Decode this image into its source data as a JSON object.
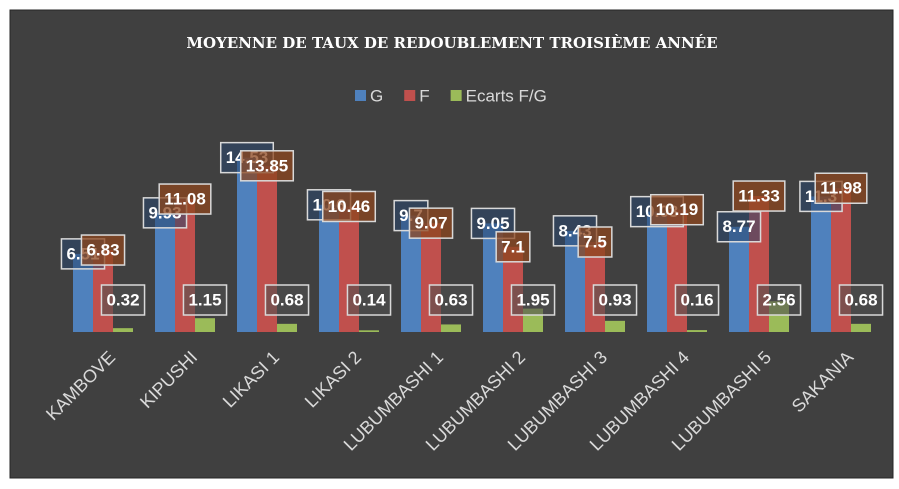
{
  "chart_data": {
    "type": "bar",
    "title": "MOYENNE DE TAUX DE REDOUBLEMENT TROISIÈME ANNÉE",
    "categories": [
      "KAMBOVE",
      "KIPUSHI",
      "LIKASI 1",
      "LIKASI 2",
      "LUBUMBASHI 1",
      "LUBUMBASHI 2",
      "LUBUMBASHI 3",
      "LUBUMBASHI 4",
      "LUBUMBASHI 5",
      "SAKANIA"
    ],
    "series": [
      {
        "name": "G",
        "color": "#4f81bd",
        "values": [
          6.51,
          9.93,
          14.53,
          10.6,
          9.7,
          9.05,
          8.43,
          10.03,
          8.77,
          11.3
        ]
      },
      {
        "name": "F",
        "color": "#c0504d",
        "values": [
          6.83,
          11.08,
          13.85,
          10.46,
          9.07,
          7.1,
          7.5,
          10.19,
          11.33,
          11.98
        ]
      },
      {
        "name": "Ecarts F/G",
        "color": "#9bbb59",
        "values": [
          0.32,
          1.15,
          0.68,
          0.14,
          0.63,
          1.95,
          0.93,
          0.16,
          2.56,
          0.68
        ]
      }
    ],
    "ylim": [
      0,
      16
    ],
    "legend": "top"
  }
}
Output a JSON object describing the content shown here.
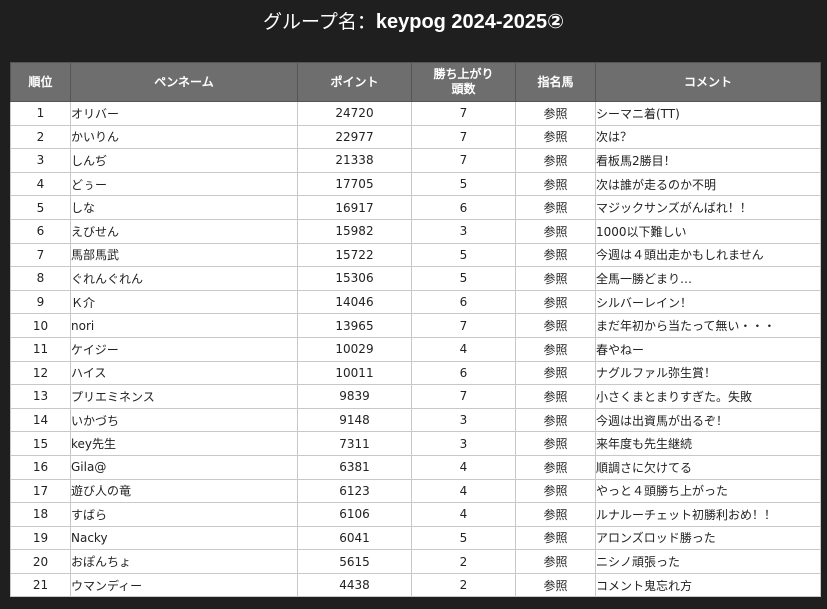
{
  "header": {
    "prefix": "グループ名：",
    "group_name": "keypog 2024-2025②"
  },
  "table": {
    "columns": [
      "順位",
      "ペンネーム",
      "ポイント",
      "勝ち上がり\n頭数",
      "指名馬",
      "コメント"
    ],
    "rows": [
      {
        "rank": "1",
        "name": "オリバー",
        "points": "24720",
        "wins": "7",
        "ref": "参照",
        "comment": "シーマニ着(TT)"
      },
      {
        "rank": "2",
        "name": "かいりん",
        "points": "22977",
        "wins": "7",
        "ref": "参照",
        "comment": "次は？"
      },
      {
        "rank": "3",
        "name": "しんぢ",
        "points": "21338",
        "wins": "7",
        "ref": "参照",
        "comment": "看板馬2勝目！"
      },
      {
        "rank": "4",
        "name": "どぅー",
        "points": "17705",
        "wins": "5",
        "ref": "参照",
        "comment": "次は誰が走るのか不明"
      },
      {
        "rank": "5",
        "name": "しな",
        "points": "16917",
        "wins": "6",
        "ref": "参照",
        "comment": "マジックサンズがんばれ！！"
      },
      {
        "rank": "6",
        "name": "えびせん",
        "points": "15982",
        "wins": "3",
        "ref": "参照",
        "comment": "1000以下難しい"
      },
      {
        "rank": "7",
        "name": "馬部馬武",
        "points": "15722",
        "wins": "5",
        "ref": "参照",
        "comment": "今週は４頭出走かもしれません"
      },
      {
        "rank": "8",
        "name": "ぐれんぐれん",
        "points": "15306",
        "wins": "5",
        "ref": "参照",
        "comment": "全馬一勝どまり…"
      },
      {
        "rank": "9",
        "name": "Ｋ介",
        "points": "14046",
        "wins": "6",
        "ref": "参照",
        "comment": "シルバーレイン！"
      },
      {
        "rank": "10",
        "name": "nori",
        "points": "13965",
        "wins": "7",
        "ref": "参照",
        "comment": "まだ年初から当たって無い・・・"
      },
      {
        "rank": "11",
        "name": "ケイジー",
        "points": "10029",
        "wins": "4",
        "ref": "参照",
        "comment": "春やねー"
      },
      {
        "rank": "12",
        "name": "ハイス",
        "points": "10011",
        "wins": "6",
        "ref": "参照",
        "comment": "ナグルファル弥生賞！"
      },
      {
        "rank": "13",
        "name": "プリエミネンス",
        "points": "9839",
        "wins": "7",
        "ref": "参照",
        "comment": "小さくまとまりすぎた。失敗"
      },
      {
        "rank": "14",
        "name": "いかづち",
        "points": "9148",
        "wins": "3",
        "ref": "参照",
        "comment": "今週は出資馬が出るぞ！"
      },
      {
        "rank": "15",
        "name": "key先生",
        "points": "7311",
        "wins": "3",
        "ref": "参照",
        "comment": "来年度も先生継続"
      },
      {
        "rank": "16",
        "name": "Gila@",
        "points": "6381",
        "wins": "4",
        "ref": "参照",
        "comment": "順調さに欠けてる"
      },
      {
        "rank": "17",
        "name": "遊び人の竜",
        "points": "6123",
        "wins": "4",
        "ref": "参照",
        "comment": "やっと４頭勝ち上がった"
      },
      {
        "rank": "18",
        "name": "すばら",
        "points": "6106",
        "wins": "4",
        "ref": "参照",
        "comment": "ルナルーチェット初勝利おめ！！"
      },
      {
        "rank": "19",
        "name": "Nacky",
        "points": "6041",
        "wins": "5",
        "ref": "参照",
        "comment": "アロンズロッド勝った"
      },
      {
        "rank": "20",
        "name": "おぽんちょ",
        "points": "5615",
        "wins": "2",
        "ref": "参照",
        "comment": "ニシノ頑張った"
      },
      {
        "rank": "21",
        "name": "ウマンディー",
        "points": "4438",
        "wins": "2",
        "ref": "参照",
        "comment": "コメント鬼忘れ方"
      }
    ]
  }
}
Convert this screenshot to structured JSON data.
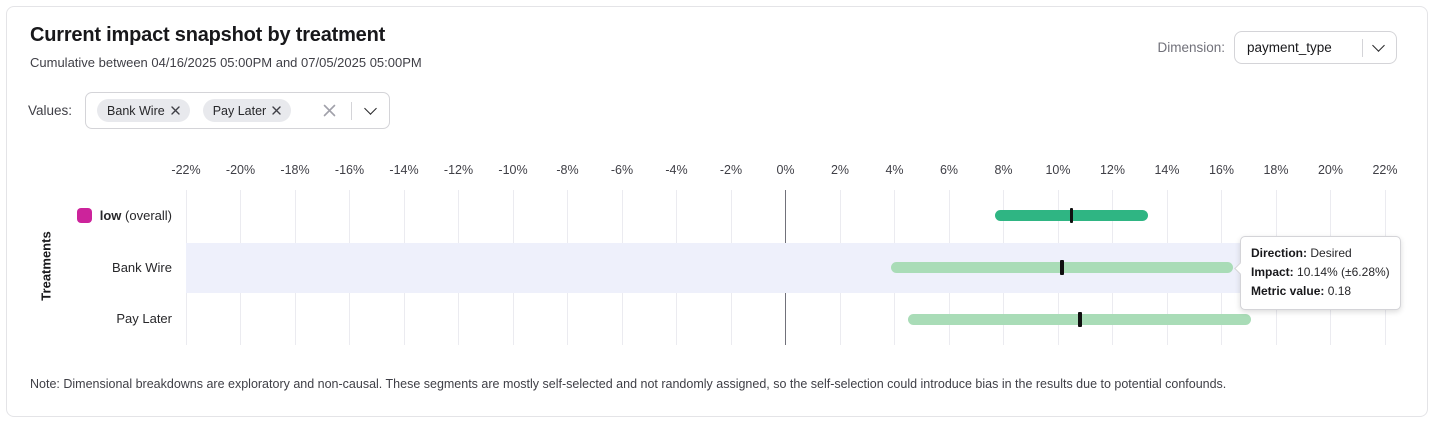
{
  "card": {
    "title": "Current impact snapshot by treatment",
    "subtitle": "Cumulative between 04/16/2025 05:00PM and 07/05/2025 05:00PM",
    "note": "Note: Dimensional breakdowns are exploratory and non-causal. These segments are mostly self-selected and not randomly assigned, so the self-selection could introduce bias in the results due to potential confounds."
  },
  "dimension": {
    "label": "Dimension:",
    "selected": "payment_type"
  },
  "values_filter": {
    "label": "Values:",
    "chips": [
      {
        "label": "Bank Wire"
      },
      {
        "label": "Pay Later"
      }
    ]
  },
  "tooltip": {
    "rows": [
      {
        "label": "Direction:",
        "value": "Desired"
      },
      {
        "label": "Impact:",
        "value": "10.14% (±6.28%)"
      },
      {
        "label": "Metric value:",
        "value": "0.18"
      }
    ]
  },
  "chart_data": {
    "type": "bar",
    "subtype": "horizontal-interval-ranges",
    "title": "Current impact snapshot by treatment",
    "xlabel": "",
    "ylabel": "Treatments",
    "xlim": [
      -22,
      22
    ],
    "tick_step": 2,
    "tick_suffix": "%",
    "grid": true,
    "zero_line": true,
    "rows": [
      {
        "label": "low",
        "label_suffix": "(overall)",
        "impact_pct": 10.5,
        "margin_pct": 2.8,
        "bar_color": "#2fb583",
        "legend_color": "#cc239b",
        "highlighted": false
      },
      {
        "label": "Bank Wire",
        "label_suffix": "",
        "impact_pct": 10.14,
        "margin_pct": 6.28,
        "bar_color": "#a9dcb7",
        "legend_color": null,
        "highlighted": true,
        "direction": "Desired",
        "metric_value": 0.18
      },
      {
        "label": "Pay Later",
        "label_suffix": "",
        "impact_pct": 10.8,
        "margin_pct": 6.3,
        "bar_color": "#a9dcb7",
        "legend_color": null,
        "highlighted": false
      }
    ]
  },
  "colors": {
    "bar_green_dark": "#2fb583",
    "bar_green_light": "#a9dcb7",
    "legend_magenta": "#cc239b",
    "row_highlight": "#eef0fb",
    "median_marker": "#101010"
  }
}
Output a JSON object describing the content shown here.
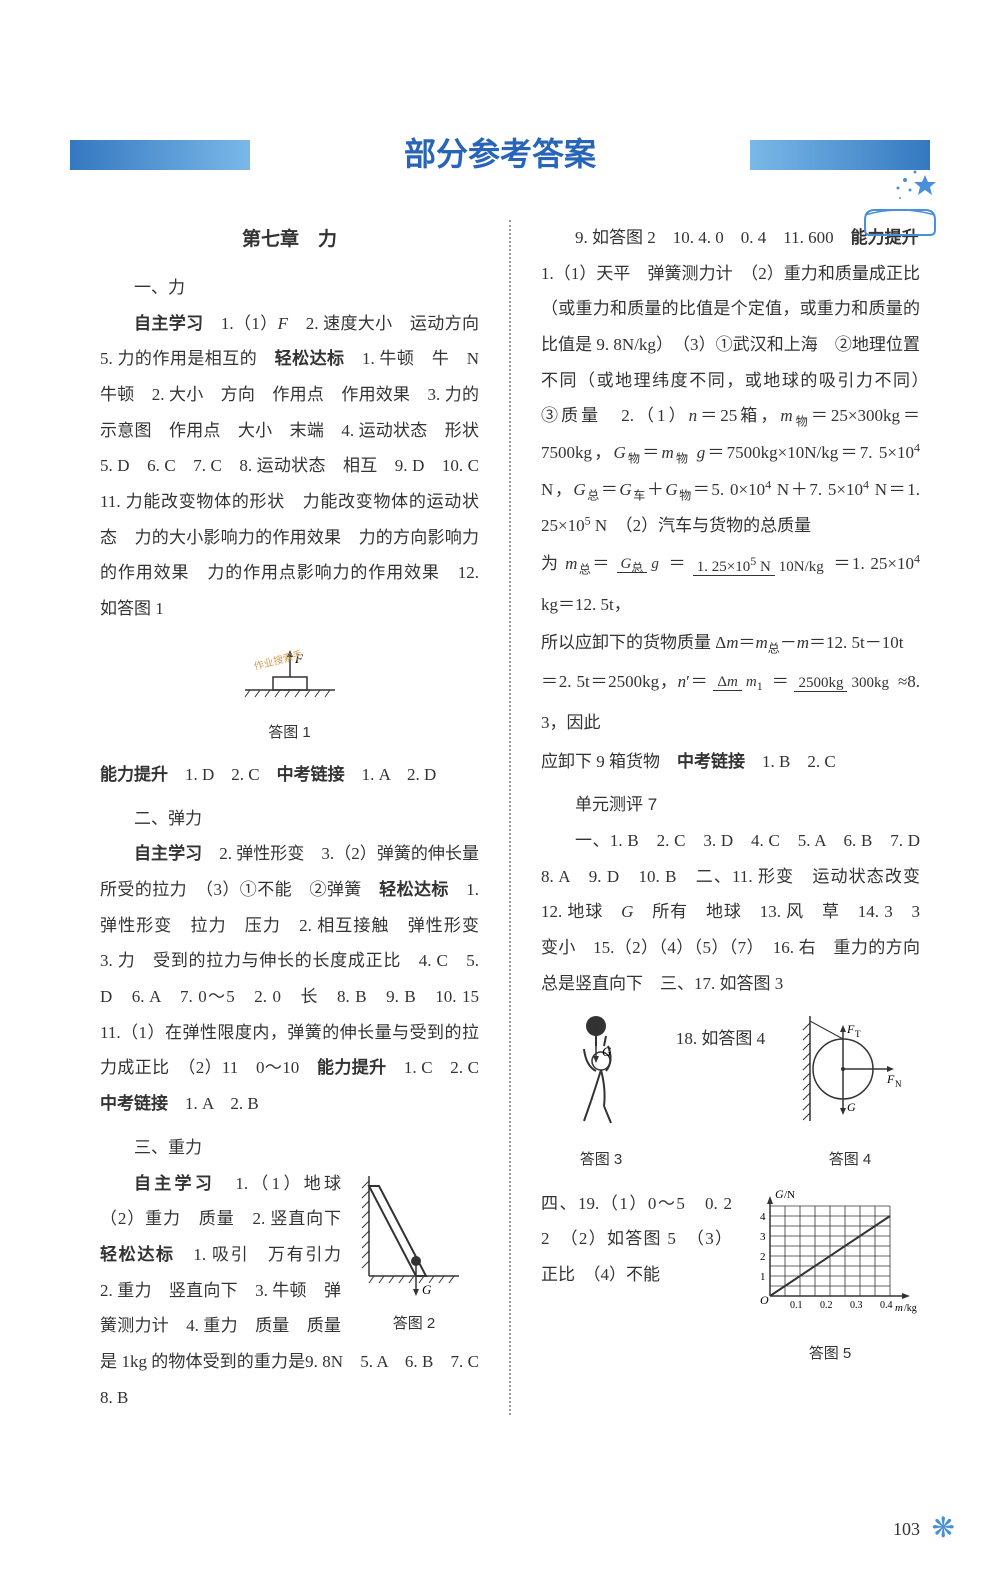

════

Problem details: Omit every picture, then repeat the remaining data exactly as it appears above.

Exercise solution:
Decode this image into its source data as a JSON object.
{
  "chart_data": {
    "type": "bar",
    "title": "MOYENNE DE TAUX DE REDOUBLEMENT TROISIÈME ANNÉE",
    "categories": [
      "KAMBOVE",
      "KIPUSHI",
      "LIKASI 1",
      "LIKASI 2",
      "LUBUMBASHI 1",
      "LUBUMBASHI 2",
      "LUBUMBASHI 3",
      "LUBUMBASHI 4",
      "LUBUMBASHI 5",
      "SAKANIA"
    ],
    "series": [
      {
        "name": "G",
        "color": "#4f81bd",
        "values": [
          6.51,
          9.93,
          14.53,
          10.6,
          9.7,
          9.05,
          8.43,
          10.03,
          8.77,
          11.3
        ]
      },
      {
        "name": "F",
        "color": "#c0504d",
        "values": [
          6.83,
          11.08,
          13.85,
          10.46,
          9.07,
          7.1,
          7.5,
          10.19,
          11.33,
          11.98
        ]
      },
      {
        "name": "Ecarts F/G",
        "color": "#9bbb59",
        "values": [
          0.32,
          1.15,
          0.68,
          0.14,
          0.63,
          1.95,
          0.93,
          0.16,
          2.56,
          0.68
        ]
      }
    ],
    "ylim": [
      0,
      16
    ],
    "legend": "top"
  }
}
Output a JSON object describing the content shown here.
{
  "header": {
    "prefix": "グループ名：",
    "group_name": "keypog 2024-2025②"
  },
  "table": {
    "columns": [
      "順位",
      "ペンネーム",
      "ポイント",
      "勝ち上がり\n頭数",
      "指名馬",
      "コメント"
    ],
    "rows": [
      {
        "rank": "1",
        "name": "オリバー",
        "points": "24720",
        "wins": "7",
        "ref": "参照",
        "comment": "シーマニ着(TT)"
      },
      {
        "rank": "2",
        "name": "かいりん",
        "points": "22977",
        "wins": "7",
        "ref": "参照",
        "comment": "次は？"
      },
      {
        "rank": "3",
        "name": "しんぢ",
        "points": "21338",
        "wins": "7",
        "ref": "参照",
        "comment": "看板馬2勝目！"
      },
      {
        "rank": "4",
        "name": "どぅー",
        "points": "17705",
        "wins": "5",
        "ref": "参照",
        "comment": "次は誰が走るのか不明"
      },
      {
        "rank": "5",
        "name": "しな",
        "points": "16917",
        "wins": "6",
        "ref": "参照",
        "comment": "マジックサンズがんばれ！！"
      },
      {
        "rank": "6",
        "name": "えびせん",
        "points": "15982",
        "wins": "3",
        "ref": "参照",
        "comment": "1000以下難しい"
      },
      {
        "rank": "7",
        "name": "馬部馬武",
        "points": "15722",
        "wins": "5",
        "ref": "参照",
        "comment": "今週は４頭出走かもしれません"
      },
      {
        "rank": "8",
        "name": "ぐれんぐれん",
        "points": "15306",
        "wins": "5",
        "ref": "参照",
        "comment": "全馬一勝どまり…"
      },
      {
        "rank": "9",
        "name": "Ｋ介",
        "points": "14046",
        "wins": "6",
        "ref": "参照",
        "comment": "シルバーレイン！"
      },
      {
        "rank": "10",
        "name": "nori",
        "points": "13965",
        "wins": "7",
        "ref": "参照",
        "comment": "まだ年初から当たって無い・・・"
      },
      {
        "rank": "11",
        "name": "ケイジー",
        "points": "10029",
        "wins": "4",
        "ref": "参照",
        "comment": "春やねー"
      },
      {
        "rank": "12",
        "name": "ハイス",
        "points": "10011",
        "wins": "6",
        "ref": "参照",
        "comment": "ナグルファル弥生賞！"
      },
      {
        "rank": "13",
        "name": "プリエミネンス",
        "points": "9839",
        "wins": "7",
        "ref": "参照",
        "comment": "小さくまとまりすぎた。失敗"
      },
      {
        "rank": "14",
        "name": "いかづち",
        "points": "9148",
        "wins": "3",
        "ref": "参照",
        "comment": "今週は出資馬が出るぞ！"
      },
      {
        "rank": "15",
        "name": "key先生",
        "points": "7311",
        "wins": "3",
        "ref": "参照",
        "comment": "来年度も先生継続"
      },
      {
        "rank": "16",
        "name": "Gila@",
        "points": "6381",
        "wins": "4",
        "ref": "参照",
        "comment": "順調さに欠けてる"
      },
      {
        "rank": "17",
        "name": "遊び人の竜",
        "points": "6123",
        "wins": "4",
        "ref": "参照",
        "comment": "やっと４頭勝ち上がった"
      },
      {
        "rank": "18",
        "name": "すばら",
        "points": "6106",
        "wins": "4",
        "ref": "参照",
        "comment": "ルナルーチェット初勝利おめ！！"
      },
      {
        "rank": "19",
        "name": "Nacky",
        "points": "6041",
        "wins": "5",
        "ref": "参照",
        "comment": "アロンズロッド勝った"
      },
      {
        "rank": "20",
        "name": "おぽんちょ",
        "points": "5615",
        "wins": "2",
        "ref": "参照",
        "comment": "ニシノ頑張った"
      },
      {
        "rank": "21",
        "name": "ウマンディー",
        "points": "4438",
        "wins": "2",
        "ref": "参照",
        "comment": "コメント鬼忘れ方"
      }
    ]
  }
}
Convert this screenshot to structured JSON data.
{
  "card": {
    "title": "Current impact snapshot by treatment",
    "subtitle": "Cumulative between 04/16/2025 05:00PM and 07/05/2025 05:00PM",
    "note": "Note: Dimensional breakdowns are exploratory and non-causal. These segments are mostly self-selected and not randomly assigned, so the self-selection could introduce bias in the results due to potential confounds."
  },
  "dimension": {
    "label": "Dimension:",
    "selected": "payment_type"
  },
  "values_filter": {
    "label": "Values:",
    "chips": [
      {
        "label": "Bank Wire"
      },
      {
        "label": "Pay Later"
      }
    ]
  },
  "tooltip": {
    "rows": [
      {
        "label": "Direction:",
        "value": "Desired"
      },
      {
        "label": "Impact:",
        "value": "10.14% (±6.28%)"
      },
      {
        "label": "Metric value:",
        "value": "0.18"
      }
    ]
  },
  "chart_data": {
    "type": "bar",
    "subtype": "horizontal-interval-ranges",
    "title": "Current impact snapshot by treatment",
    "xlabel": "",
    "ylabel": "Treatments",
    "xlim": [
      -22,
      22
    ],
    "tick_step": 2,
    "tick_suffix": "%",
    "grid": true,
    "zero_line": true,
    "rows": [
      {
        "label": "low",
        "label_suffix": "(overall)",
        "impact_pct": 10.5,
        "margin_pct": 2.8,
        "bar_color": "#2fb583",
        "legend_color": "#cc239b",
        "highlighted": false
      },
      {
        "label": "Bank Wire",
        "label_suffix": "",
        "impact_pct": 10.14,
        "margin_pct": 6.28,
        "bar_color": "#a9dcb7",
        "legend_color": null,
        "highlighted": true,
        "direction": "Desired",
        "metric_value": 0.18
      },
      {
        "label": "Pay Later",
        "label_suffix": "",
        "impact_pct": 10.8,
        "margin_pct": 6.3,
        "bar_color": "#a9dcb7",
        "legend_color": null,
        "highlighted": false
      }
    ]
  },
  "colors": {
    "bar_green_dark": "#2fb583",
    "bar_green_light": "#a9dcb7",
    "legend_magenta": "#cc239b",
    "row_highlight": "#eef0fb",
    "median_marker": "#101010"
  }
}
Output a JSON object describing the content shown here.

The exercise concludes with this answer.